> **WORKING DATA**
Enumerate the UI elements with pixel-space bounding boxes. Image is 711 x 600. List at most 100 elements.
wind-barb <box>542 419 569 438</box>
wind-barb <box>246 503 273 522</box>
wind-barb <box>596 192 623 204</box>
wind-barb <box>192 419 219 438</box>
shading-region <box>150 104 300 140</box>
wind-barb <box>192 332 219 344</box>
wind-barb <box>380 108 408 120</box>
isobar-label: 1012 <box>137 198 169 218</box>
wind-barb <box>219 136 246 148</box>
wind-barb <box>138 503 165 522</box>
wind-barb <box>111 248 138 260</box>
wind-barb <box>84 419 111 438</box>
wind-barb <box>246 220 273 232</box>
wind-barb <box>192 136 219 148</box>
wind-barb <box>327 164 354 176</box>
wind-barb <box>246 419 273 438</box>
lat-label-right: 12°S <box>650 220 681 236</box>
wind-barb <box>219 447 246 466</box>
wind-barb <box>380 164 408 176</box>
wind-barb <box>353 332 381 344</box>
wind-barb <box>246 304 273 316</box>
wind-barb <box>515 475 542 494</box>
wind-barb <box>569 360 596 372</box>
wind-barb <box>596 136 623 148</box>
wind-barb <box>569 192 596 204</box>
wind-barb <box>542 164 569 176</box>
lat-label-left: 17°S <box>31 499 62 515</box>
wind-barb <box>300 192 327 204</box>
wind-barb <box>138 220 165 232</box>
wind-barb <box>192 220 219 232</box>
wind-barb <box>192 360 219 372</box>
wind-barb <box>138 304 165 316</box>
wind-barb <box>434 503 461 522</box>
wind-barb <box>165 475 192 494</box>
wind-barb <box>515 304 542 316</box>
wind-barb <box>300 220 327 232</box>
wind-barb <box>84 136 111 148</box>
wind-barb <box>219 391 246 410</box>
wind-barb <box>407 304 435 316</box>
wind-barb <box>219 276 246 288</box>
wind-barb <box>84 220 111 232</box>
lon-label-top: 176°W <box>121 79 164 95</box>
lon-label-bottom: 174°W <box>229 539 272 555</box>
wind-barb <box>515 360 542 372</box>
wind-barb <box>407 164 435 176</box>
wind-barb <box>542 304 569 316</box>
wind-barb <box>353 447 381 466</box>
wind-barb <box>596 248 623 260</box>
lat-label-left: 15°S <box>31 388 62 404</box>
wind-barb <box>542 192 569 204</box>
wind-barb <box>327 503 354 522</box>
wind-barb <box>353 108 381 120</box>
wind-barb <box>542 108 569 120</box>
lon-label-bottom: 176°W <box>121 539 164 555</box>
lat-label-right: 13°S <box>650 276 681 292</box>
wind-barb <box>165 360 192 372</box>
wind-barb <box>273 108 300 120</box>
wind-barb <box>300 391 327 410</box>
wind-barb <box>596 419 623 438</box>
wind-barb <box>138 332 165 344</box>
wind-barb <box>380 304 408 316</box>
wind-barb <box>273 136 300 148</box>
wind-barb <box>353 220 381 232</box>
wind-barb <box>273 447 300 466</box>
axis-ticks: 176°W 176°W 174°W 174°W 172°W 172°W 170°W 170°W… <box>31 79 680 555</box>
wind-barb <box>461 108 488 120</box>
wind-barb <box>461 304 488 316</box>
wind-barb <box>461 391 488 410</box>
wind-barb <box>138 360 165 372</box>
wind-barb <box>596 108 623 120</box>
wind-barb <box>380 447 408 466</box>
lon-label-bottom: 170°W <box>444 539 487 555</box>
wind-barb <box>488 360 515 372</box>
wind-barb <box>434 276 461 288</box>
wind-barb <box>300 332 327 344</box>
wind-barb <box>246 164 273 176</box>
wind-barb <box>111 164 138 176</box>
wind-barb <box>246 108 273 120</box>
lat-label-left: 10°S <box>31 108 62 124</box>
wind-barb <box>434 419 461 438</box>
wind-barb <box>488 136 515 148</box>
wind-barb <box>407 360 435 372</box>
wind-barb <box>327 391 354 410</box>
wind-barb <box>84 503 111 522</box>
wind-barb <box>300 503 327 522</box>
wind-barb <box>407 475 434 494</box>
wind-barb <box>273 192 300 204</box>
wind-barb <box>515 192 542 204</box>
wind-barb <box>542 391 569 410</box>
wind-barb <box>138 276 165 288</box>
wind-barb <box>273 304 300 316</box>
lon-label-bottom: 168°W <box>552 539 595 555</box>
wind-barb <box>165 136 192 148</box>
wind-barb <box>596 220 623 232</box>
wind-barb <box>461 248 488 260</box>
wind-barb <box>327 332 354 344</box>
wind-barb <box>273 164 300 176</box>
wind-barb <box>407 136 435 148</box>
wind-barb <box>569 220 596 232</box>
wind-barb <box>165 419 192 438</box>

> **THE TASK**
Which lines in the entries above contain the string "right"? List every such line, and treat uppercase and lowercase as different.

> **RESPONSE TO THIS EXERCISE**
lat-label-right: 12°S <box>650 220 681 236</box>
lat-label-right: 13°S <box>650 276 681 292</box>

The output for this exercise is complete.